Given problem
Extract the full listing verbatim and drop any pictures from your copy.

################

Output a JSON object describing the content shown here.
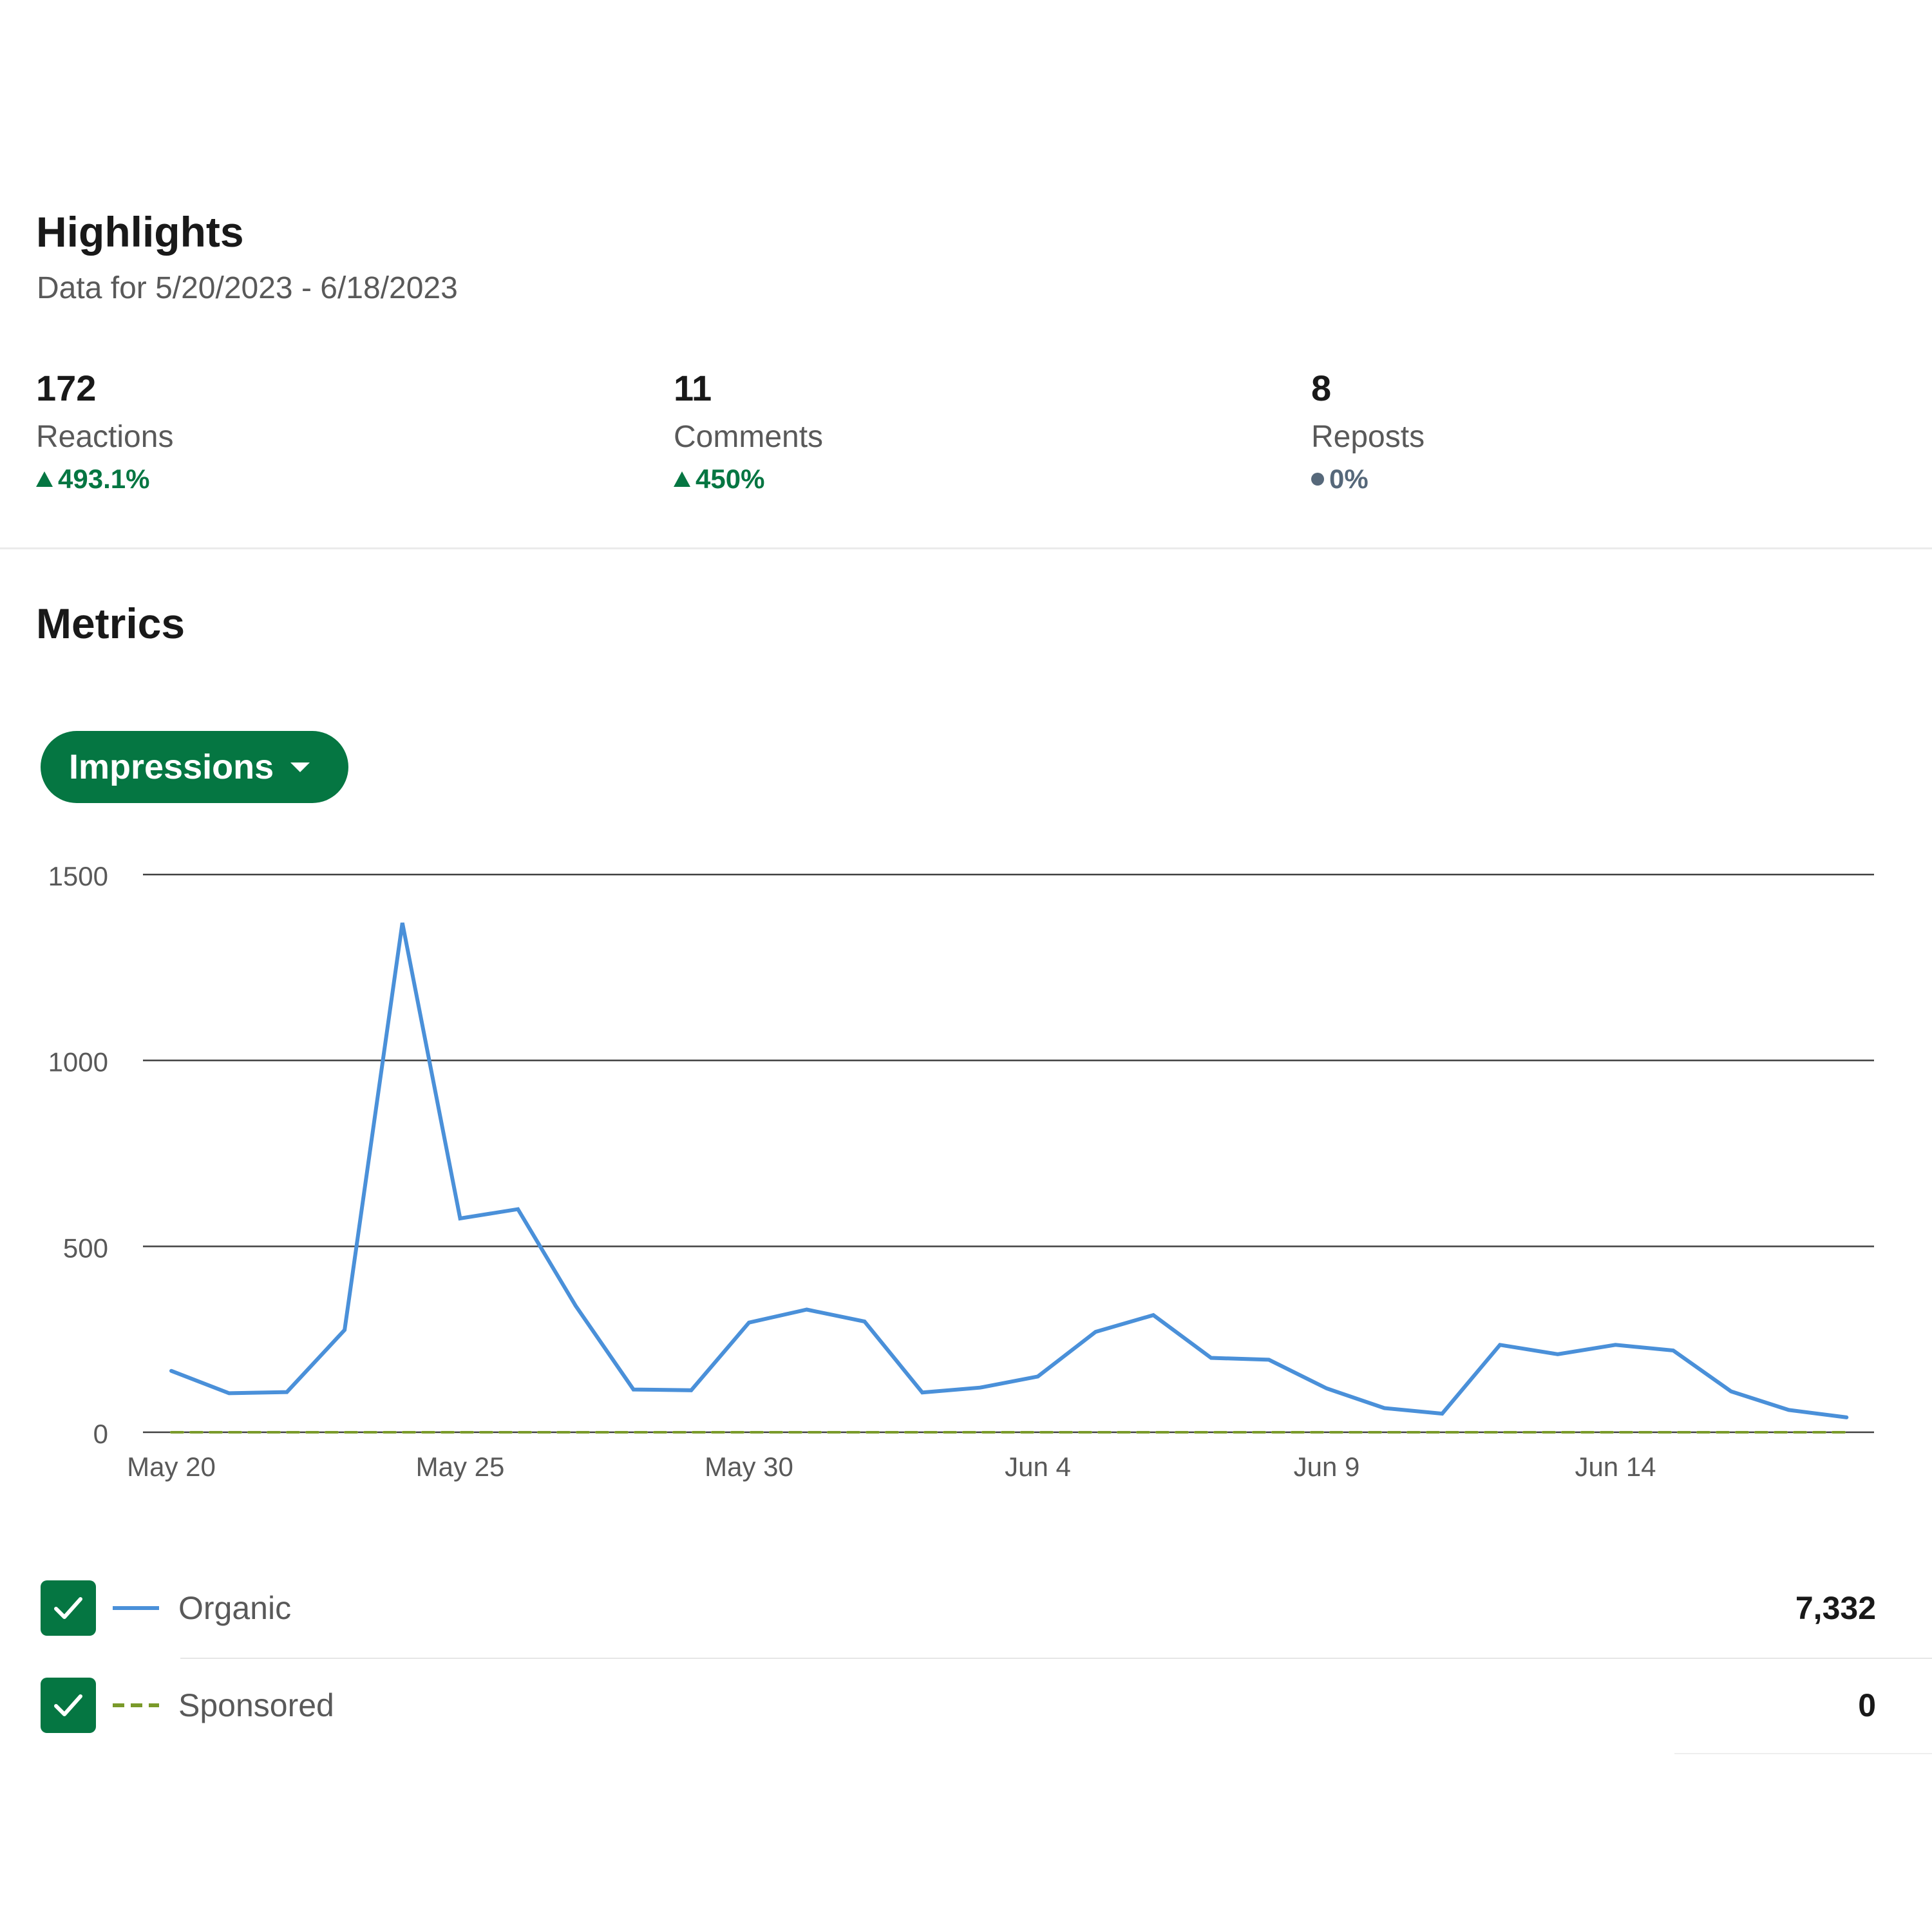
{
  "highlights": {
    "title": "Highlights",
    "subtitle": "Data for 5/20/2023 - 6/18/2023",
    "stats": [
      {
        "value": "172",
        "label": "Reactions",
        "change": "493.1%",
        "trend": "up"
      },
      {
        "value": "11",
        "label": "Comments",
        "change": "450%",
        "trend": "up"
      },
      {
        "value": "8",
        "label": "Reposts",
        "change": "0%",
        "trend": "flat"
      }
    ]
  },
  "metrics": {
    "title": "Metrics",
    "dropdown_label": "Impressions"
  },
  "legend": [
    {
      "name": "Organic",
      "total": "7,332",
      "style": "solid",
      "checked": true
    },
    {
      "name": "Sponsored",
      "total": "0",
      "style": "dashed",
      "checked": true
    }
  ],
  "colors": {
    "accent": "#057642",
    "organic": "#4a90d9",
    "sponsored": "#7a9a2a"
  },
  "chart_data": {
    "type": "line",
    "x": [
      "May 20",
      "May 21",
      "May 22",
      "May 23",
      "May 24",
      "May 25",
      "May 26",
      "May 27",
      "May 28",
      "May 29",
      "May 30",
      "May 31",
      "Jun 1",
      "Jun 2",
      "Jun 3",
      "Jun 4",
      "Jun 5",
      "Jun 6",
      "Jun 7",
      "Jun 8",
      "Jun 9",
      "Jun 10",
      "Jun 11",
      "Jun 12",
      "Jun 13",
      "Jun 14",
      "Jun 15",
      "Jun 16",
      "Jun 17",
      "Jun 18"
    ],
    "x_tick_labels": [
      "May 20",
      "May 25",
      "May 30",
      "Jun 4",
      "Jun 9",
      "Jun 14"
    ],
    "series": [
      {
        "name": "Organic",
        "values": [
          165,
          105,
          108,
          275,
          1370,
          575,
          600,
          340,
          115,
          113,
          295,
          330,
          298,
          107,
          120,
          150,
          270,
          315,
          200,
          195,
          118,
          65,
          50,
          235,
          210,
          235,
          220,
          110,
          60,
          40
        ]
      },
      {
        "name": "Sponsored",
        "values": [
          0,
          0,
          0,
          0,
          0,
          0,
          0,
          0,
          0,
          0,
          0,
          0,
          0,
          0,
          0,
          0,
          0,
          0,
          0,
          0,
          0,
          0,
          0,
          0,
          0,
          0,
          0,
          0,
          0,
          0
        ]
      }
    ],
    "ylim": [
      0,
      1500
    ],
    "yticks": [
      0,
      500,
      1000,
      1500
    ],
    "grid": true
  }
}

################

Result for this task
Output a JSON object describing the content shown here.
{
  "highlights": {
    "title": "Highlights",
    "subtitle": "Data for 5/20/2023 - 6/18/2023",
    "stats": [
      {
        "value": "172",
        "label": "Reactions",
        "change": "493.1%",
        "trend": "up"
      },
      {
        "value": "11",
        "label": "Comments",
        "change": "450%",
        "trend": "up"
      },
      {
        "value": "8",
        "label": "Reposts",
        "change": "0%",
        "trend": "flat"
      }
    ]
  },
  "metrics": {
    "title": "Metrics",
    "dropdown_label": "Impressions"
  },
  "legend": [
    {
      "name": "Organic",
      "total": "7,332",
      "style": "solid",
      "checked": true
    },
    {
      "name": "Sponsored",
      "total": "0",
      "style": "dashed",
      "checked": true
    }
  ],
  "colors": {
    "accent": "#057642",
    "organic": "#4a90d9",
    "sponsored": "#7a9a2a"
  },
  "chart_data": {
    "type": "line",
    "x": [
      "May 20",
      "May 21",
      "May 22",
      "May 23",
      "May 24",
      "May 25",
      "May 26",
      "May 27",
      "May 28",
      "May 29",
      "May 30",
      "May 31",
      "Jun 1",
      "Jun 2",
      "Jun 3",
      "Jun 4",
      "Jun 5",
      "Jun 6",
      "Jun 7",
      "Jun 8",
      "Jun 9",
      "Jun 10",
      "Jun 11",
      "Jun 12",
      "Jun 13",
      "Jun 14",
      "Jun 15",
      "Jun 16",
      "Jun 17",
      "Jun 18"
    ],
    "x_tick_labels": [
      "May 20",
      "May 25",
      "May 30",
      "Jun 4",
      "Jun 9",
      "Jun 14"
    ],
    "series": [
      {
        "name": "Organic",
        "values": [
          165,
          105,
          108,
          275,
          1370,
          575,
          600,
          340,
          115,
          113,
          295,
          330,
          298,
          107,
          120,
          150,
          270,
          315,
          200,
          195,
          118,
          65,
          50,
          235,
          210,
          235,
          220,
          110,
          60,
          40
        ]
      },
      {
        "name": "Sponsored",
        "values": [
          0,
          0,
          0,
          0,
          0,
          0,
          0,
          0,
          0,
          0,
          0,
          0,
          0,
          0,
          0,
          0,
          0,
          0,
          0,
          0,
          0,
          0,
          0,
          0,
          0,
          0,
          0,
          0,
          0,
          0
        ]
      }
    ],
    "ylim": [
      0,
      1500
    ],
    "yticks": [
      0,
      500,
      1000,
      1500
    ],
    "grid": true
  }
}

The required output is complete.